**** RECORDS
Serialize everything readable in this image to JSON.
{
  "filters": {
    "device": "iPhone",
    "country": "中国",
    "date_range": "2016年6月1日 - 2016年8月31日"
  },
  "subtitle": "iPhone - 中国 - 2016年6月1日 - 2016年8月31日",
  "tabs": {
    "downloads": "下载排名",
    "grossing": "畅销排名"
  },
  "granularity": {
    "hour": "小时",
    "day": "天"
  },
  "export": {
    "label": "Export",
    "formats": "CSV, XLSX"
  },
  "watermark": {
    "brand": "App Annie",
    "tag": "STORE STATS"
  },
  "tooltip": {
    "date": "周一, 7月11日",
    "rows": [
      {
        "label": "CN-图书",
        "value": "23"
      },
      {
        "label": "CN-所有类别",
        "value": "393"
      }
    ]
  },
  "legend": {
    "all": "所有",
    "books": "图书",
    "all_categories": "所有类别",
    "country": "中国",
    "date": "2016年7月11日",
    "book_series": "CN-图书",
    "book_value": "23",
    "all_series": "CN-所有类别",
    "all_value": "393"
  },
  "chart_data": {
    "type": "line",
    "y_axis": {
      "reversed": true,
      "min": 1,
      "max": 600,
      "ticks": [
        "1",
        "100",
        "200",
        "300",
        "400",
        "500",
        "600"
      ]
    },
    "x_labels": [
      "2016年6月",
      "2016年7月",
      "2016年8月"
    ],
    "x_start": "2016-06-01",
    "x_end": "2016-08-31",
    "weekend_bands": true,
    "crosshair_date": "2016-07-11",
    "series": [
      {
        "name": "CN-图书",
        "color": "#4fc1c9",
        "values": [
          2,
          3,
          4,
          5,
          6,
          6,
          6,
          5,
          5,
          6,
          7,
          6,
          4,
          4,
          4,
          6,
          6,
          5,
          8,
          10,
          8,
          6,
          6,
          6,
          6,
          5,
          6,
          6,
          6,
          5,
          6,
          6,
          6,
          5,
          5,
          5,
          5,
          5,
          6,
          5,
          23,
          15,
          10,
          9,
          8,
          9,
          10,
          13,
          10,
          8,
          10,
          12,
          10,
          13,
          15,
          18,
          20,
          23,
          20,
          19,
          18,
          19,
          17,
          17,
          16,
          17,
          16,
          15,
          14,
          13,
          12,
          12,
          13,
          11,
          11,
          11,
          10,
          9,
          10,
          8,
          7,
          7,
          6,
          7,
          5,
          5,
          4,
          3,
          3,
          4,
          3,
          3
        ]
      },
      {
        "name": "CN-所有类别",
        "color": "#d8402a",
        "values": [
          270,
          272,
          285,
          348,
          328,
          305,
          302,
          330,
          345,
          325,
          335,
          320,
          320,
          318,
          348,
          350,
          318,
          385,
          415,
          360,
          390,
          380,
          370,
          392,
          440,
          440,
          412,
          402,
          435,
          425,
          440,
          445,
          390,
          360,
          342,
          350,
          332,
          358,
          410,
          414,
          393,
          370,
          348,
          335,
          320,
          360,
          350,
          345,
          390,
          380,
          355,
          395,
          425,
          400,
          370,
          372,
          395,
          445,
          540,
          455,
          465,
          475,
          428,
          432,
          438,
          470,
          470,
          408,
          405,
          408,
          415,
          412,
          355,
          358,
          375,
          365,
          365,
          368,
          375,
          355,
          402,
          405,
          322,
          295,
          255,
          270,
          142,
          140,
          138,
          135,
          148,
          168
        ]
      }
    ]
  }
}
********
> [GOAL] Copy all lines above containing the string "iPhone".

> [RESULT OF THIS TASK]
    "device": "iPhone",
  "subtitle": "iPhone - 中国 - 2016年6月1日 - 2016年8月31日",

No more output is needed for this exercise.